---------- Available records ----------
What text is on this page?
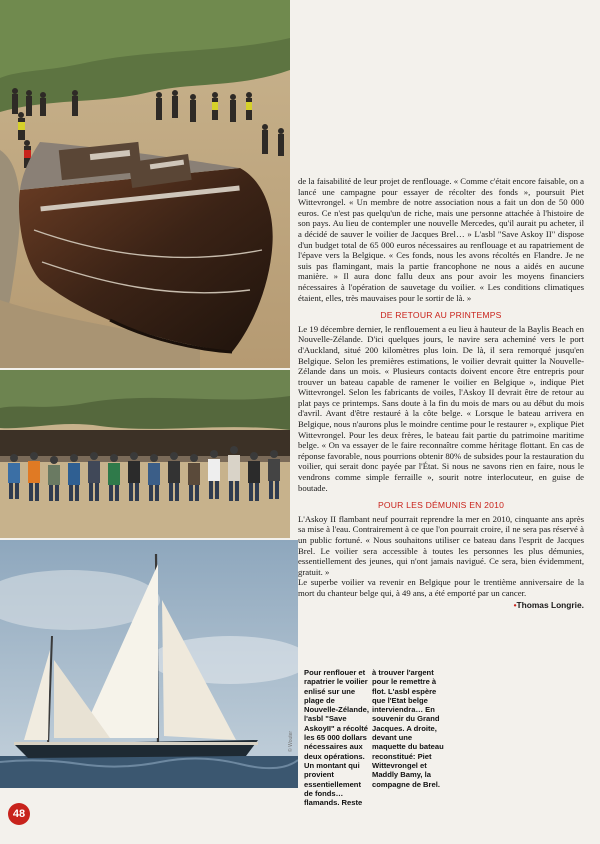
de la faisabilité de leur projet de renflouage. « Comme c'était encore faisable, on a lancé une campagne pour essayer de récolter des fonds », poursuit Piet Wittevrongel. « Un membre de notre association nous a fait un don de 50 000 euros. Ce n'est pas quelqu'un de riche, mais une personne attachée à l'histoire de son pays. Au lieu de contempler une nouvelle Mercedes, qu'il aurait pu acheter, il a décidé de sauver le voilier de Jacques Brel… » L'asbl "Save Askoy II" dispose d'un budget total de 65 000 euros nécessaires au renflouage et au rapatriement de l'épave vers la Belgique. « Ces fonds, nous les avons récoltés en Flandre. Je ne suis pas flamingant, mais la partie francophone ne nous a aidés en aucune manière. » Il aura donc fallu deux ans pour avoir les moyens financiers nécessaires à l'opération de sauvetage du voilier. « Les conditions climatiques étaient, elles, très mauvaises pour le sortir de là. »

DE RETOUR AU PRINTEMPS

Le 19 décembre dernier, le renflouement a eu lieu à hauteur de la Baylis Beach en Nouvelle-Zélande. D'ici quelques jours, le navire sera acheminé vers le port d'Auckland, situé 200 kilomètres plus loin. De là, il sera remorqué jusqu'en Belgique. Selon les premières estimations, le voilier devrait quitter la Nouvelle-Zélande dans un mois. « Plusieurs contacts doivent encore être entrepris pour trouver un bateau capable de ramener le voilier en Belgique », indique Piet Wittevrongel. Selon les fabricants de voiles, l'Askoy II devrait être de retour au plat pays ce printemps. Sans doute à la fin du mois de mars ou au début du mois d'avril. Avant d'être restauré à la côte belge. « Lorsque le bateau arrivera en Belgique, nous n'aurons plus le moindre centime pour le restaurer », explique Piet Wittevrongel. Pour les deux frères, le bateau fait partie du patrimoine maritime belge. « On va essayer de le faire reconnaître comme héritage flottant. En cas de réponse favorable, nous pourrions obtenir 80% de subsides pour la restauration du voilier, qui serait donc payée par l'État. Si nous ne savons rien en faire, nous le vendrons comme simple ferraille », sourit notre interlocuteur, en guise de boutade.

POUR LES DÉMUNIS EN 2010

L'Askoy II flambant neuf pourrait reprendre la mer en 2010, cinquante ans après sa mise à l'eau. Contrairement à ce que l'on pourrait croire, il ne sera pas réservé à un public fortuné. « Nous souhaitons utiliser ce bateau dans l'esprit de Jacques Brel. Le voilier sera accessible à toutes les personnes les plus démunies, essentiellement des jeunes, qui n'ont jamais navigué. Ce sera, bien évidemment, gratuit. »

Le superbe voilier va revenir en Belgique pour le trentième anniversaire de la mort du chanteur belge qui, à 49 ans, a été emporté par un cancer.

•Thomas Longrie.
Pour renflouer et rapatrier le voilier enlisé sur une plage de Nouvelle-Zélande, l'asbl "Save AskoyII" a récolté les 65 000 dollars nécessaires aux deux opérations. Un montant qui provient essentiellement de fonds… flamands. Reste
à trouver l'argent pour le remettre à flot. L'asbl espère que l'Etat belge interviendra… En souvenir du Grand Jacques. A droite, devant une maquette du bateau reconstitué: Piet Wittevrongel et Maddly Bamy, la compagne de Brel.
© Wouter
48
----------
Report how many lines of the listing hold the string "essentiellement", giving only the number.

Worked answer:
2